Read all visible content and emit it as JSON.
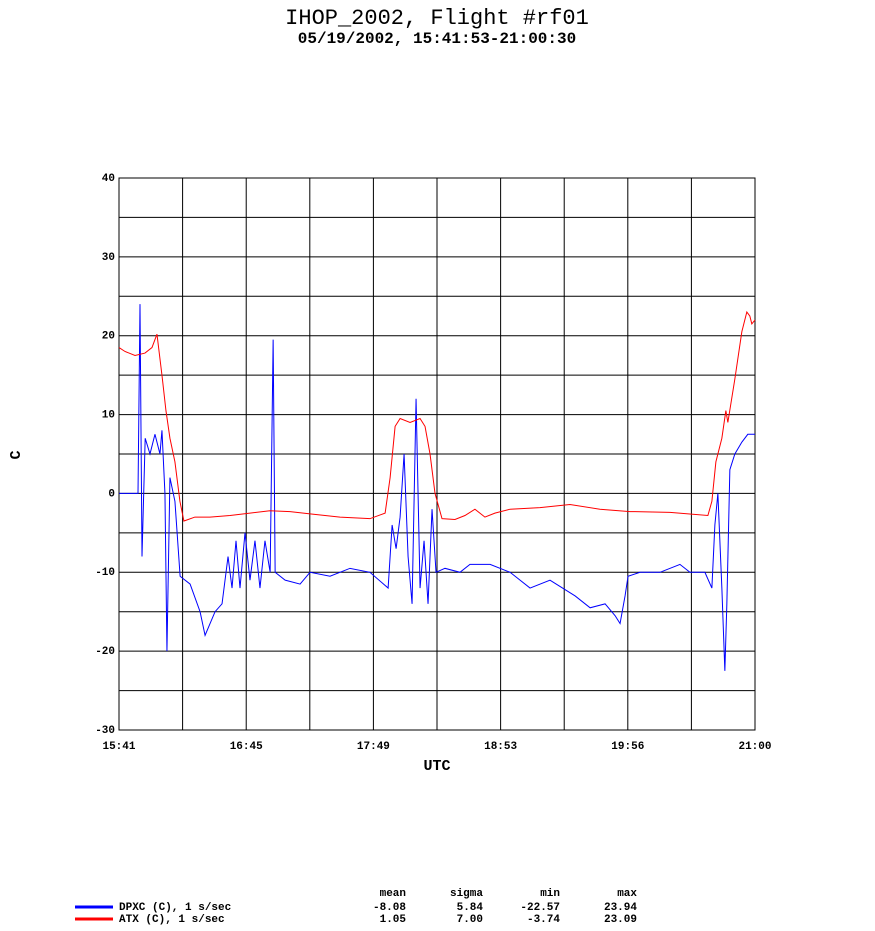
{
  "chart_data": {
    "type": "line",
    "title": "IHOP_2002, Flight #rf01",
    "subtitle": "05/19/2002, 15:41:53-21:00:30",
    "x_label": "UTC",
    "y_label": "C",
    "xlim": [
      941.88,
      1260.5
    ],
    "ylim": [
      -30,
      40
    ],
    "grid": true,
    "xticks": [
      {
        "value": 941.88,
        "label": "15:41"
      },
      {
        "value": 973.74,
        "label": null
      },
      {
        "value": 1005.61,
        "label": "16:45"
      },
      {
        "value": 1037.47,
        "label": null
      },
      {
        "value": 1069.33,
        "label": "17:49"
      },
      {
        "value": 1101.19,
        "label": null
      },
      {
        "value": 1133.06,
        "label": "18:53"
      },
      {
        "value": 1164.92,
        "label": null
      },
      {
        "value": 1196.78,
        "label": "19:56"
      },
      {
        "value": 1228.64,
        "label": null
      },
      {
        "value": 1260.5,
        "label": "21:00"
      }
    ],
    "yticks": [
      40,
      {
        "value": 35,
        "label": null
      },
      30,
      {
        "value": 25,
        "label": null
      },
      20,
      {
        "value": 15,
        "label": null
      },
      10,
      {
        "value": 5,
        "label": null
      },
      0,
      {
        "value": -5,
        "label": null
      },
      -10,
      {
        "value": -15,
        "label": null
      },
      -20,
      {
        "value": -25,
        "label": null
      },
      -30
    ],
    "series": [
      {
        "name": "DPXC (C), 1 s/sec",
        "color": "#0000ff",
        "x": [
          941.9,
          951.4,
          952.4,
          953.4,
          955.0,
          957.4,
          959.9,
          962.4,
          963.4,
          964.9,
          965.9,
          967.4,
          969.9,
          972.5,
          977.5,
          982.5,
          985.0,
          990.0,
          993.5,
          996.5,
          998.5,
          1000.5,
          1002.5,
          1005.0,
          1007.5,
          1010.0,
          1012.5,
          1015.0,
          1017.6,
          1019.1,
          1020.1,
          1025.1,
          1032.6,
          1037.6,
          1047.6,
          1057.6,
          1067.6,
          1076.7,
          1078.7,
          1080.7,
          1082.7,
          1084.7,
          1086.7,
          1088.7,
          1090.7,
          1092.7,
          1094.7,
          1096.7,
          1098.7,
          1100.7,
          1105.2,
          1112.7,
          1117.7,
          1127.8,
          1137.8,
          1147.8,
          1157.8,
          1170.4,
          1177.9,
          1185.4,
          1190.4,
          1192.9,
          1195.4,
          1196.9,
          1202.9,
          1212.9,
          1222.9,
          1227.9,
          1235.4,
          1238.9,
          1240.4,
          1241.9,
          1243.9,
          1245.4,
          1246.4,
          1247.9,
          1250.4,
          1253.9,
          1256.9,
          1260.5
        ],
        "values": [
          0,
          0,
          24,
          -8,
          7,
          5,
          7.5,
          5,
          8,
          0,
          -20,
          2,
          -1,
          -10.5,
          -11.5,
          -15,
          -18,
          -15,
          -14,
          -8,
          -12,
          -6,
          -12,
          -5,
          -11,
          -6,
          -12,
          -6,
          -10,
          19.5,
          -10,
          -11,
          -11.5,
          -10,
          -10.5,
          -9.5,
          -10,
          -12,
          -4,
          -7,
          -3,
          5,
          -8,
          -14,
          12,
          -12,
          -6,
          -14,
          -2,
          -10,
          -9.5,
          -10,
          -9,
          -9,
          -10,
          -12,
          -11,
          -13,
          -14.5,
          -14,
          -15.5,
          -16.5,
          -13,
          -10.5,
          -10,
          -10,
          -9,
          -10,
          -10,
          -12,
          -4,
          0,
          -12,
          -22.5,
          -14,
          3,
          5,
          6.5,
          7.5,
          7.5
        ]
      },
      {
        "name": "ATX (C), 1 s/sec",
        "color": "#ff0000",
        "x": [
          941.9,
          944.9,
          949.9,
          954.9,
          958.4,
          960.9,
          963.4,
          965.4,
          967.4,
          969.9,
          972.4,
          974.4,
          979.9,
          987.4,
          997.5,
          1007.5,
          1017.5,
          1027.6,
          1037.6,
          1052.6,
          1067.6,
          1075.2,
          1077.7,
          1080.2,
          1082.7,
          1087.7,
          1092.7,
          1095.2,
          1097.7,
          1100.2,
          1103.7,
          1110.2,
          1115.2,
          1120.2,
          1125.2,
          1130.2,
          1137.8,
          1152.8,
          1167.8,
          1182.8,
          1197.9,
          1217.9,
          1236.9,
          1238.9,
          1240.9,
          1243.9,
          1245.9,
          1246.9,
          1250.4,
          1253.9,
          1256.4,
          1257.9,
          1258.9,
          1260.5
        ],
        "values": [
          18.5,
          18,
          17.5,
          17.8,
          18.5,
          20.2,
          15,
          10.5,
          7,
          4,
          -1,
          -3.5,
          -3,
          -3,
          -2.8,
          -2.5,
          -2.2,
          -2.3,
          -2.6,
          -3,
          -3.2,
          -2.5,
          2,
          8.5,
          9.5,
          9,
          9.5,
          8.5,
          5,
          0,
          -3.2,
          -3.3,
          -2.8,
          -2,
          -3,
          -2.5,
          -2,
          -1.8,
          -1.4,
          -2,
          -2.3,
          -2.4,
          -2.8,
          -1,
          4,
          7,
          10.5,
          9,
          14.5,
          20.5,
          23,
          22.5,
          21.5,
          22
        ]
      }
    ],
    "stats": {
      "columns": [
        "mean",
        "sigma",
        "min",
        "max"
      ],
      "rows": [
        [
          "-8.08",
          "5.84",
          "-22.57",
          "23.94"
        ],
        [
          "1.05",
          "7.00",
          "-3.74",
          "23.09"
        ]
      ]
    }
  }
}
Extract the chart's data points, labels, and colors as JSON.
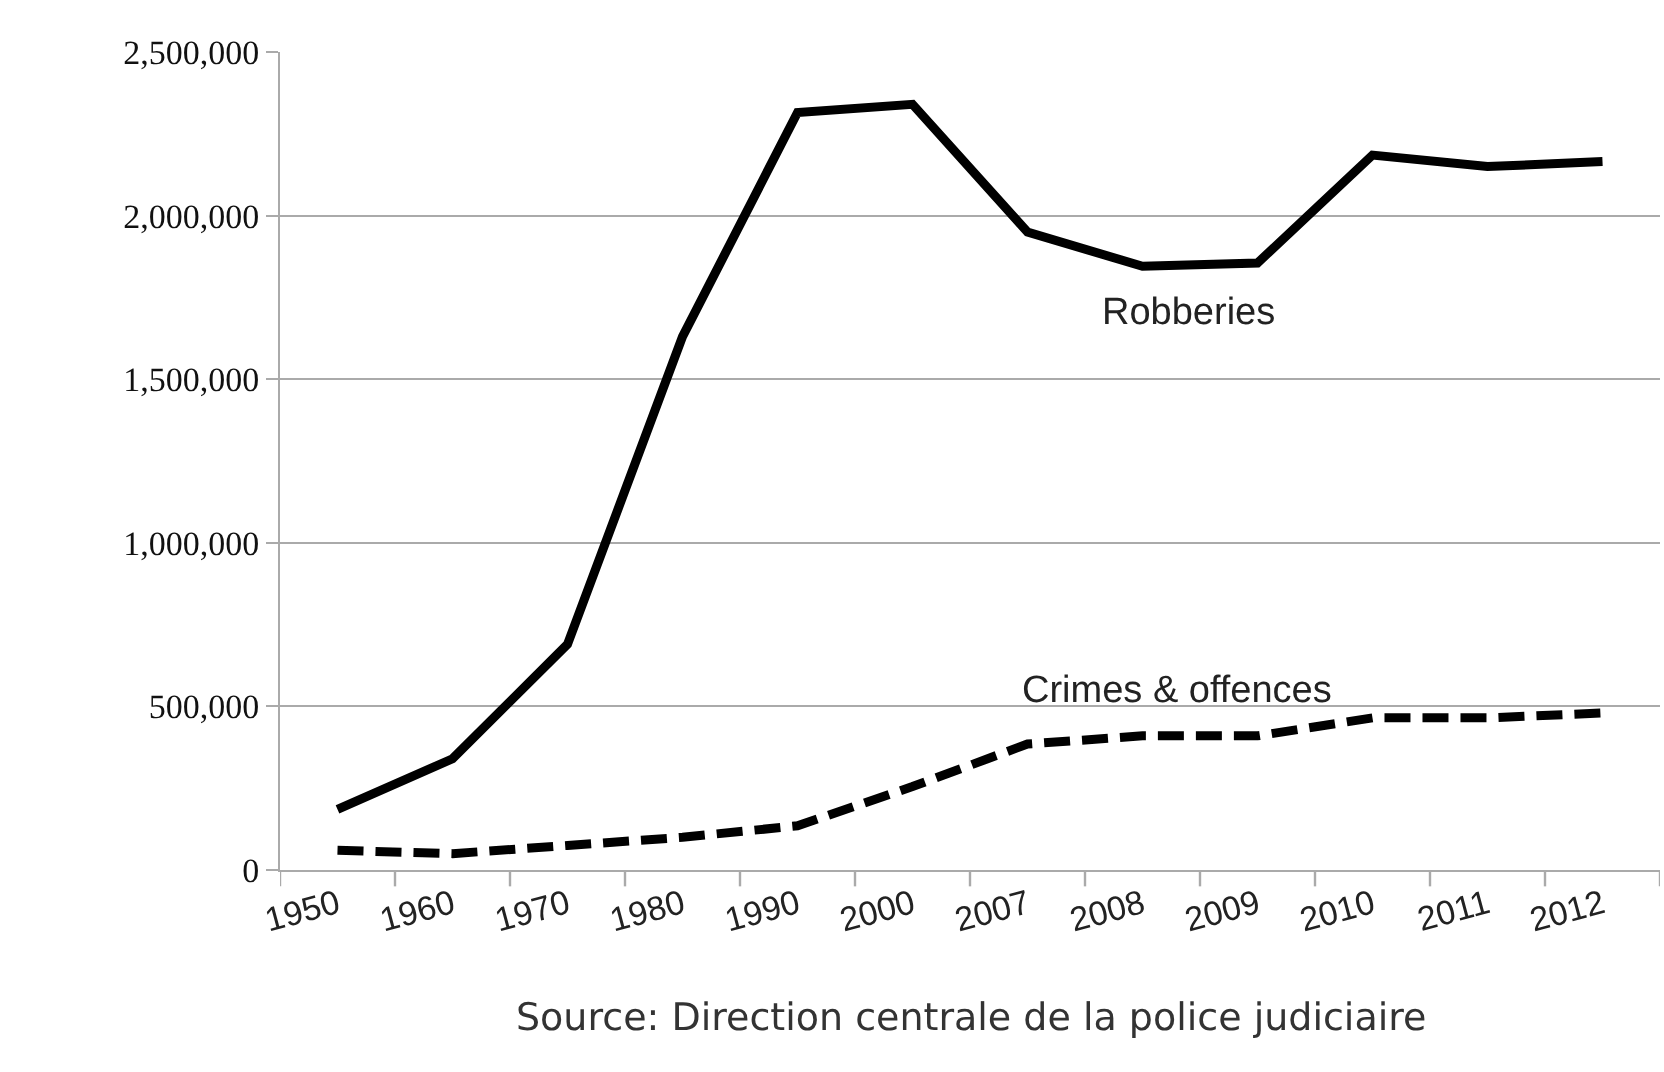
{
  "chart_data": {
    "type": "line",
    "categories": [
      "1950",
      "1960",
      "1970",
      "1980",
      "1990",
      "2000",
      "2007",
      "2008",
      "2009",
      "2010",
      "2011",
      "2012"
    ],
    "series": [
      {
        "name": "Robberies",
        "color": "#000000",
        "line_style": "solid",
        "values": [
          185000,
          340000,
          690000,
          1630000,
          2315000,
          2340000,
          1950000,
          1845000,
          1855000,
          2185000,
          2150000,
          2165000
        ]
      },
      {
        "name": "Crimes & offences",
        "color": "#000000",
        "line_style": "dashed",
        "values": [
          60000,
          50000,
          75000,
          100000,
          135000,
          255000,
          385000,
          410000,
          410000,
          465000,
          465000,
          480000
        ]
      }
    ],
    "ylim": [
      0,
      2500000
    ],
    "yticks": [
      {
        "value": 0,
        "label": "0"
      },
      {
        "value": 500000,
        "label": "500,000"
      },
      {
        "value": 1000000,
        "label": "1,000,000"
      },
      {
        "value": 1500000,
        "label": "1,500,000"
      },
      {
        "value": 2000000,
        "label": "2,000,000"
      },
      {
        "value": 2500000,
        "label": "2,500,000"
      }
    ],
    "grid": "y",
    "legend": false,
    "marker": "none",
    "annotations": [
      "Source: Direction centrale de la police judiciaire"
    ]
  }
}
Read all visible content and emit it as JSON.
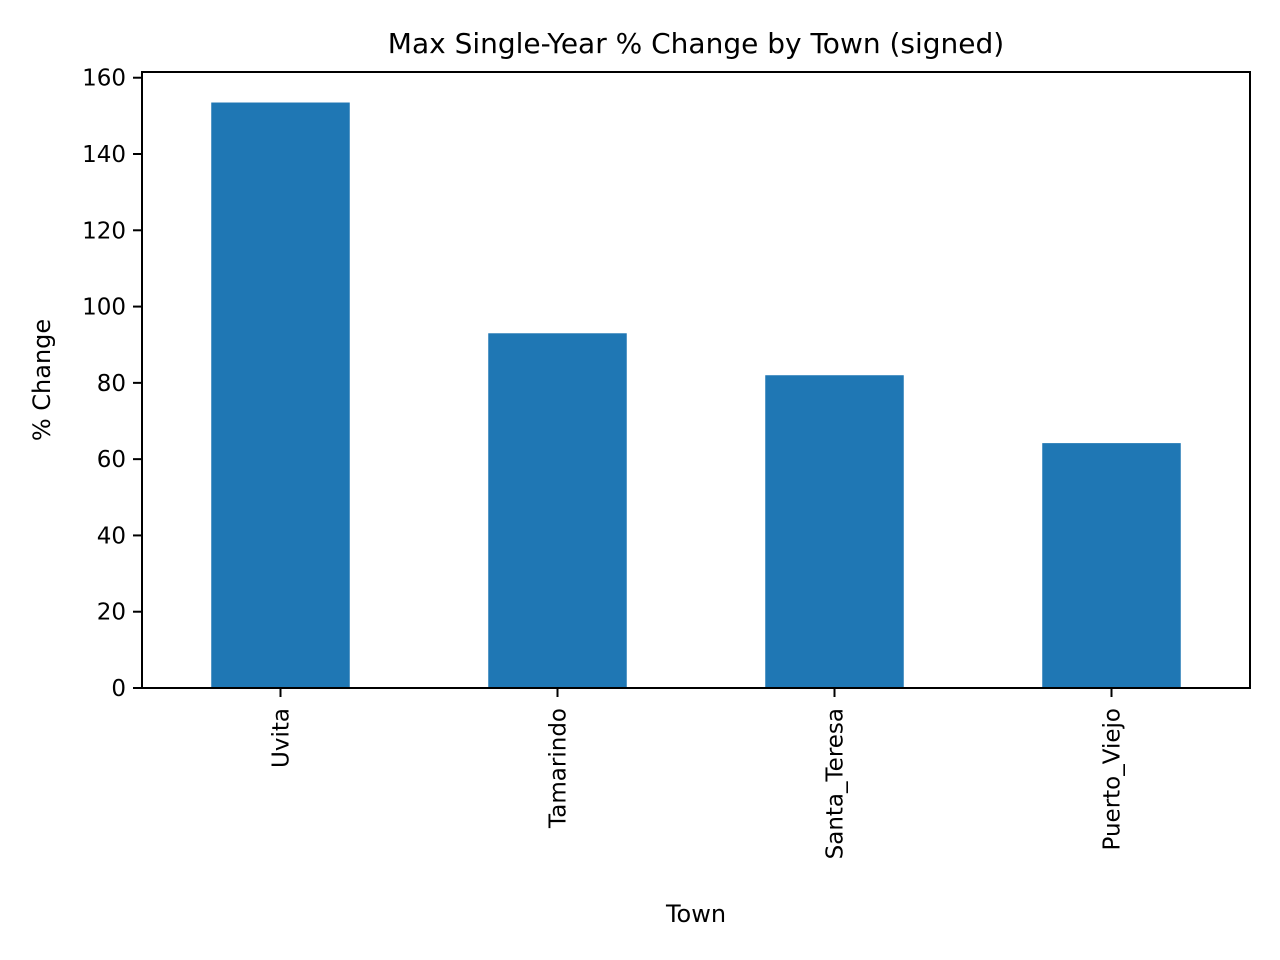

++++++++

• _PROBLEM STATEMENT_:
Retype the records exactly. Any image in them should not appear in what you write.

• _OUTPUT BELOW_:
Read all visible content and emit it as JSON.
{
  "chart_data": {
    "type": "line",
    "title": "IHOP_2002, Flight #rf01",
    "subtitle": "05/19/2002, 15:41:53-21:00:30",
    "x_label": "UTC",
    "y_label": "C",
    "xlim": [
      941.88,
      1260.5
    ],
    "ylim": [
      -30,
      40
    ],
    "grid": true,
    "xticks": [
      {
        "value": 941.88,
        "label": "15:41"
      },
      {
        "value": 973.74,
        "label": null
      },
      {
        "value": 1005.61,
        "label": "16:45"
      },
      {
        "value": 1037.47,
        "label": null
      },
      {
        "value": 1069.33,
        "label": "17:49"
      },
      {
        "value": 1101.19,
        "label": null
      },
      {
        "value": 1133.06,
        "label": "18:53"
      },
      {
        "value": 1164.92,
        "label": null
      },
      {
        "value": 1196.78,
        "label": "19:56"
      },
      {
        "value": 1228.64,
        "label": null
      },
      {
        "value": 1260.5,
        "label": "21:00"
      }
    ],
    "yticks": [
      40,
      {
        "value": 35,
        "label": null
      },
      30,
      {
        "value": 25,
        "label": null
      },
      20,
      {
        "value": 15,
        "label": null
      },
      10,
      {
        "value": 5,
        "label": null
      },
      0,
      {
        "value": -5,
        "label": null
      },
      -10,
      {
        "value": -15,
        "label": null
      },
      -20,
      {
        "value": -25,
        "label": null
      },
      -30
    ],
    "series": [
      {
        "name": "DPXC (C), 1 s/sec",
        "color": "#0000ff",
        "x": [
          941.9,
          951.4,
          952.4,
          953.4,
          955.0,
          957.4,
          959.9,
          962.4,
          963.4,
          964.9,
          965.9,
          967.4,
          969.9,
          972.5,
          977.5,
          982.5,
          985.0,
          990.0,
          993.5,
          996.5,
          998.5,
          1000.5,
          1002.5,
          1005.0,
          1007.5,
          1010.0,
          1012.5,
          1015.0,
          1017.6,
          1019.1,
          1020.1,
          1025.1,
          1032.6,
          1037.6,
          1047.6,
          1057.6,
          1067.6,
          1076.7,
          1078.7,
          1080.7,
          1082.7,
          1084.7,
          1086.7,
          1088.7,
          1090.7,
          1092.7,
          1094.7,
          1096.7,
          1098.7,
          1100.7,
          1105.2,
          1112.7,
          1117.7,
          1127.8,
          1137.8,
          1147.8,
          1157.8,
          1170.4,
          1177.9,
          1185.4,
          1190.4,
          1192.9,
          1195.4,
          1196.9,
          1202.9,
          1212.9,
          1222.9,
          1227.9,
          1235.4,
          1238.9,
          1240.4,
          1241.9,
          1243.9,
          1245.4,
          1246.4,
          1247.9,
          1250.4,
          1253.9,
          1256.9,
          1260.5
        ],
        "values": [
          0,
          0,
          24,
          -8,
          7,
          5,
          7.5,
          5,
          8,
          0,
          -20,
          2,
          -1,
          -10.5,
          -11.5,
          -15,
          -18,
          -15,
          -14,
          -8,
          -12,
          -6,
          -12,
          -5,
          -11,
          -6,
          -12,
          -6,
          -10,
          19.5,
          -10,
          -11,
          -11.5,
          -10,
          -10.5,
          -9.5,
          -10,
          -12,
          -4,
          -7,
          -3,
          5,
          -8,
          -14,
          12,
          -12,
          -6,
          -14,
          -2,
          -10,
          -9.5,
          -10,
          -9,
          -9,
          -10,
          -12,
          -11,
          -13,
          -14.5,
          -14,
          -15.5,
          -16.5,
          -13,
          -10.5,
          -10,
          -10,
          -9,
          -10,
          -10,
          -12,
          -4,
          0,
          -12,
          -22.5,
          -14,
          3,
          5,
          6.5,
          7.5,
          7.5
        ]
      },
      {
        "name": "ATX (C), 1 s/sec",
        "color": "#ff0000",
        "x": [
          941.9,
          944.9,
          949.9,
          954.9,
          958.4,
          960.9,
          963.4,
          965.4,
          967.4,
          969.9,
          972.4,
          974.4,
          979.9,
          987.4,
          997.5,
          1007.5,
          1017.5,
          1027.6,
          1037.6,
          1052.6,
          1067.6,
          1075.2,
          1077.7,
          1080.2,
          1082.7,
          1087.7,
          1092.7,
          1095.2,
          1097.7,
          1100.2,
          1103.7,
          1110.2,
          1115.2,
          1120.2,
          1125.2,
          1130.2,
          1137.8,
          1152.8,
          1167.8,
          1182.8,
          1197.9,
          1217.9,
          1236.9,
          1238.9,
          1240.9,
          1243.9,
          1245.9,
          1246.9,
          1250.4,
          1253.9,
          1256.4,
          1257.9,
          1258.9,
          1260.5
        ],
        "values": [
          18.5,
          18,
          17.5,
          17.8,
          18.5,
          20.2,
          15,
          10.5,
          7,
          4,
          -1,
          -3.5,
          -3,
          -3,
          -2.8,
          -2.5,
          -2.2,
          -2.3,
          -2.6,
          -3,
          -3.2,
          -2.5,
          2,
          8.5,
          9.5,
          9,
          9.5,
          8.5,
          5,
          0,
          -3.2,
          -3.3,
          -2.8,
          -2,
          -3,
          -2.5,
          -2,
          -1.8,
          -1.4,
          -2,
          -2.3,
          -2.4,
          -2.8,
          -1,
          4,
          7,
          10.5,
          9,
          14.5,
          20.5,
          23,
          22.5,
          21.5,
          22
        ]
      }
    ],
    "stats": {
      "columns": [
        "mean",
        "sigma",
        "min",
        "max"
      ],
      "rows": [
        [
          "-8.08",
          "5.84",
          "-22.57",
          "23.94"
        ],
        [
          "1.05",
          "7.00",
          "-3.74",
          "23.09"
        ]
      ]
    }
  }
}
Extract the chart's data points, labels, and colors as JSON.
{
  "chart_data": {
    "type": "line",
    "categories": [
      "1950",
      "1960",
      "1970",
      "1980",
      "1990",
      "2000",
      "2007",
      "2008",
      "2009",
      "2010",
      "2011",
      "2012"
    ],
    "series": [
      {
        "name": "Robberies",
        "color": "#000000",
        "line_style": "solid",
        "values": [
          185000,
          340000,
          690000,
          1630000,
          2315000,
          2340000,
          1950000,
          1845000,
          1855000,
          2185000,
          2150000,
          2165000
        ]
      },
      {
        "name": "Crimes & offences",
        "color": "#000000",
        "line_style": "dashed",
        "values": [
          60000,
          50000,
          75000,
          100000,
          135000,
          255000,
          385000,
          410000,
          410000,
          465000,
          465000,
          480000
        ]
      }
    ],
    "ylim": [
      0,
      2500000
    ],
    "yticks": [
      {
        "value": 0,
        "label": "0"
      },
      {
        "value": 500000,
        "label": "500,000"
      },
      {
        "value": 1000000,
        "label": "1,000,000"
      },
      {
        "value": 1500000,
        "label": "1,500,000"
      },
      {
        "value": 2000000,
        "label": "2,000,000"
      },
      {
        "value": 2500000,
        "label": "2,500,000"
      }
    ],
    "grid": "y",
    "legend": false,
    "marker": "none",
    "annotations": [
      "Source: Direction centrale de la police judiciaire"
    ]
  }
}
Read all visible content and emit it as JSON.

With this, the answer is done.